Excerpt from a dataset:
-- Start --
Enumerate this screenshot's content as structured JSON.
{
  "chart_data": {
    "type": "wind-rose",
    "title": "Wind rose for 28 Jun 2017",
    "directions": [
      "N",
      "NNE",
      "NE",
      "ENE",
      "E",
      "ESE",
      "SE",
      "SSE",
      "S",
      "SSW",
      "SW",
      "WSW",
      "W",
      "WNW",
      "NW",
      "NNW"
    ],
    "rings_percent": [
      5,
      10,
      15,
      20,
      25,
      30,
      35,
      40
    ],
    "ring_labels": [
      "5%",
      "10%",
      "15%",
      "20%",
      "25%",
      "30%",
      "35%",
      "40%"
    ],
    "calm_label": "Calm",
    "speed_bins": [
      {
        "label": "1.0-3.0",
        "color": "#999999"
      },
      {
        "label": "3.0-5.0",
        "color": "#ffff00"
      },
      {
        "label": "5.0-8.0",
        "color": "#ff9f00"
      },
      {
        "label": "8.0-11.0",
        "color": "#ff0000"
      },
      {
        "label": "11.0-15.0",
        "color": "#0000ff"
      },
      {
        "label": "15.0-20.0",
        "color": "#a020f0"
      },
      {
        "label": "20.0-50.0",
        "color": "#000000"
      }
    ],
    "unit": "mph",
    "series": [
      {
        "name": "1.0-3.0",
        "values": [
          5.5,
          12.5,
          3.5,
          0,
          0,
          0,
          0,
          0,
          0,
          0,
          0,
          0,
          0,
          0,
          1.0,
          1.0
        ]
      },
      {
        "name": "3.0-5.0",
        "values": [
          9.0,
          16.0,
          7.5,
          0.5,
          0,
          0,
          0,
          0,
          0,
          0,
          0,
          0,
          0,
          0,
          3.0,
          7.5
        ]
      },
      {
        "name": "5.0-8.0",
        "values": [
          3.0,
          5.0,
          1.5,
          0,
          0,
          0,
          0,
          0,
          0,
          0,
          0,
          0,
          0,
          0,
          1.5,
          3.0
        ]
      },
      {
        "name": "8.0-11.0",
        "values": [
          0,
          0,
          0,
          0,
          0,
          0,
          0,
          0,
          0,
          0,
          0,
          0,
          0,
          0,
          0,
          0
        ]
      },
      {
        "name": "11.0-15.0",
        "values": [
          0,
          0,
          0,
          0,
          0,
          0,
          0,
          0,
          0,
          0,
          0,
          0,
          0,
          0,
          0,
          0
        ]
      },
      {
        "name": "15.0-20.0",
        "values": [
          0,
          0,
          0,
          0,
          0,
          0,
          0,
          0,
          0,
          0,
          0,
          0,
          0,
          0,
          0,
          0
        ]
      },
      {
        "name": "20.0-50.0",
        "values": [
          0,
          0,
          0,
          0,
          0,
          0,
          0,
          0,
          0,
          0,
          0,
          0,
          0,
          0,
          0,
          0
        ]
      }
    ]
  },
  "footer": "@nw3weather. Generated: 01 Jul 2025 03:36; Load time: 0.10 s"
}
-- End --
Repeat the entries above exactly, leaving nothing out.

## Correct response
Enumerate this screenshot's content as structured JSON.
{
  "chart_data": {
    "type": "wind-rose",
    "title": "Wind rose for 28 Jun 2017",
    "directions": [
      "N",
      "NNE",
      "NE",
      "ENE",
      "E",
      "ESE",
      "SE",
      "SSE",
      "S",
      "SSW",
      "SW",
      "WSW",
      "W",
      "WNW",
      "NW",
      "NNW"
    ],
    "rings_percent": [
      5,
      10,
      15,
      20,
      25,
      30,
      35,
      40
    ],
    "ring_labels": [
      "5%",
      "10%",
      "15%",
      "20%",
      "25%",
      "30%",
      "35%",
      "40%"
    ],
    "calm_label": "Calm",
    "speed_bins": [
      {
        "label": "1.0-3.0",
        "color": "#999999"
      },
      {
        "label": "3.0-5.0",
        "color": "#ffff00"
      },
      {
        "label": "5.0-8.0",
        "color": "#ff9f00"
      },
      {
        "label": "8.0-11.0",
        "color": "#ff0000"
      },
      {
        "label": "11.0-15.0",
        "color": "#0000ff"
      },
      {
        "label": "15.0-20.0",
        "color": "#a020f0"
      },
      {
        "label": "20.0-50.0",
        "color": "#000000"
      }
    ],
    "unit": "mph",
    "series": [
      {
        "name": "1.0-3.0",
        "values": [
          5.5,
          12.5,
          3.5,
          0,
          0,
          0,
          0,
          0,
          0,
          0,
          0,
          0,
          0,
          0,
          1.0,
          1.0
        ]
      },
      {
        "name": "3.0-5.0",
        "values": [
          9.0,
          16.0,
          7.5,
          0.5,
          0,
          0,
          0,
          0,
          0,
          0,
          0,
          0,
          0,
          0,
          3.0,
          7.5
        ]
      },
      {
        "name": "5.0-8.0",
        "values": [
          3.0,
          5.0,
          1.5,
          0,
          0,
          0,
          0,
          0,
          0,
          0,
          0,
          0,
          0,
          0,
          1.5,
          3.0
        ]
      },
      {
        "name": "8.0-11.0",
        "values": [
          0,
          0,
          0,
          0,
          0,
          0,
          0,
          0,
          0,
          0,
          0,
          0,
          0,
          0,
          0,
          0
        ]
      },
      {
        "name": "11.0-15.0",
        "values": [
          0,
          0,
          0,
          0,
          0,
          0,
          0,
          0,
          0,
          0,
          0,
          0,
          0,
          0,
          0,
          0
        ]
      },
      {
        "name": "15.0-20.0",
        "values": [
          0,
          0,
          0,
          0,
          0,
          0,
          0,
          0,
          0,
          0,
          0,
          0,
          0,
          0,
          0,
          0
        ]
      },
      {
        "name": "20.0-50.0",
        "values": [
          0,
          0,
          0,
          0,
          0,
          0,
          0,
          0,
          0,
          0,
          0,
          0,
          0,
          0,
          0,
          0
        ]
      }
    ]
  },
  "footer": "@nw3weather. Generated: 01 Jul 2025 03:36; Load time: 0.10 s"
}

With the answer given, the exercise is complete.